- [Written task]: Take the material below and retype it in full; pictures are left out.

- [Given entries]:
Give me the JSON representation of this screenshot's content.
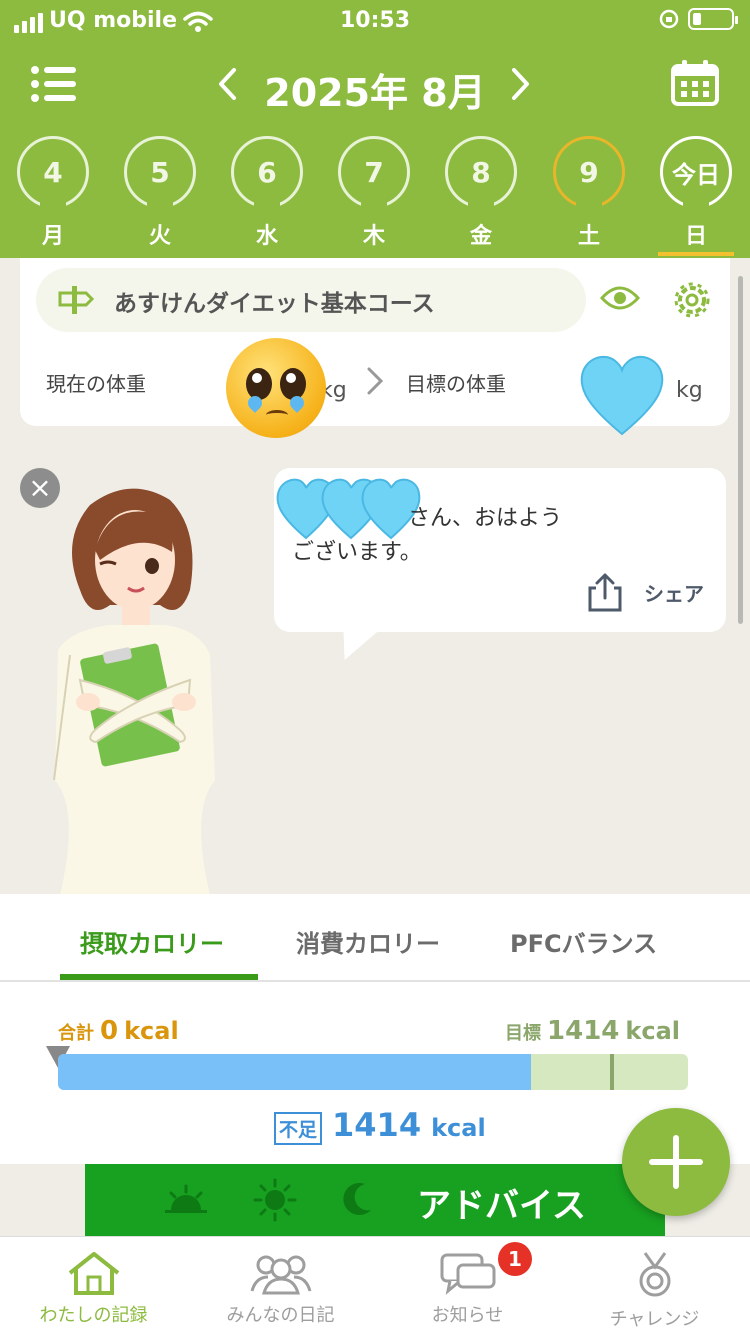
{
  "status_bar": {
    "carrier": "UQ mobile",
    "time": "10:53"
  },
  "header": {
    "month": "2025年 8月",
    "days": [
      {
        "num": "4",
        "weekday": "月"
      },
      {
        "num": "5",
        "weekday": "火"
      },
      {
        "num": "6",
        "weekday": "水"
      },
      {
        "num": "7",
        "weekday": "木"
      },
      {
        "num": "8",
        "weekday": "金"
      },
      {
        "num": "9",
        "weekday": "土"
      },
      {
        "num": "今日",
        "weekday": "日"
      }
    ]
  },
  "course": {
    "name": "あすけんダイエット基本コース",
    "current_weight_label": "現在の体重",
    "target_weight_label": "目標の体重",
    "unit": "kg"
  },
  "bubble": {
    "greeting_line1": "さん、おはよう",
    "greeting_line2": "ございます。",
    "share_label": "シェア"
  },
  "calories": {
    "tabs": [
      "摂取カロリー",
      "消費カロリー",
      "PFCバランス"
    ],
    "total_label": "合計",
    "total_value": "0",
    "target_label": "目標",
    "target_value": "1414",
    "unit": "kcal",
    "deficit_label": "不足",
    "deficit_value": "1414",
    "fill_fraction": 0.75
  },
  "advice": {
    "label": "アドバイス"
  },
  "bottom_nav": [
    {
      "label": "わたしの記録",
      "icon": "house-icon"
    },
    {
      "label": "みんなの日記",
      "icon": "people-icon"
    },
    {
      "label": "お知らせ",
      "icon": "chat-icon"
    },
    {
      "label": "チャレンジ",
      "icon": "medal-icon"
    }
  ],
  "notification_count": "1",
  "colors": {
    "brand_green": "#8cbb3f",
    "advice_green": "#18a020",
    "progress_blue": "#79bff8",
    "saturday": "#e8b62a"
  }
}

- [Task solution]:
Give me the JSON representation of this screenshot's content.
{
  "status_bar": {
    "carrier": "UQ mobile",
    "time": "10:53"
  },
  "header": {
    "month": "2025年 8月",
    "days": [
      {
        "num": "4",
        "weekday": "月"
      },
      {
        "num": "5",
        "weekday": "火"
      },
      {
        "num": "6",
        "weekday": "水"
      },
      {
        "num": "7",
        "weekday": "木"
      },
      {
        "num": "8",
        "weekday": "金"
      },
      {
        "num": "9",
        "weekday": "土"
      },
      {
        "num": "今日",
        "weekday": "日"
      }
    ]
  },
  "course": {
    "name": "あすけんダイエット基本コース",
    "current_weight_label": "現在の体重",
    "target_weight_label": "目標の体重",
    "unit": "kg"
  },
  "bubble": {
    "greeting_line1": "さん、おはよう",
    "greeting_line2": "ございます。",
    "share_label": "シェア"
  },
  "calories": {
    "tabs": [
      "摂取カロリー",
      "消費カロリー",
      "PFCバランス"
    ],
    "total_label": "合計",
    "total_value": "0",
    "target_label": "目標",
    "target_value": "1414",
    "unit": "kcal",
    "deficit_label": "不足",
    "deficit_value": "1414",
    "fill_fraction": 0.75
  },
  "advice": {
    "label": "アドバイス"
  },
  "bottom_nav": [
    {
      "label": "わたしの記録",
      "icon": "house-icon"
    },
    {
      "label": "みんなの日記",
      "icon": "people-icon"
    },
    {
      "label": "お知らせ",
      "icon": "chat-icon"
    },
    {
      "label": "チャレンジ",
      "icon": "medal-icon"
    }
  ],
  "notification_count": "1",
  "colors": {
    "brand_green": "#8cbb3f",
    "advice_green": "#18a020",
    "progress_blue": "#79bff8",
    "saturday": "#e8b62a"
  }
}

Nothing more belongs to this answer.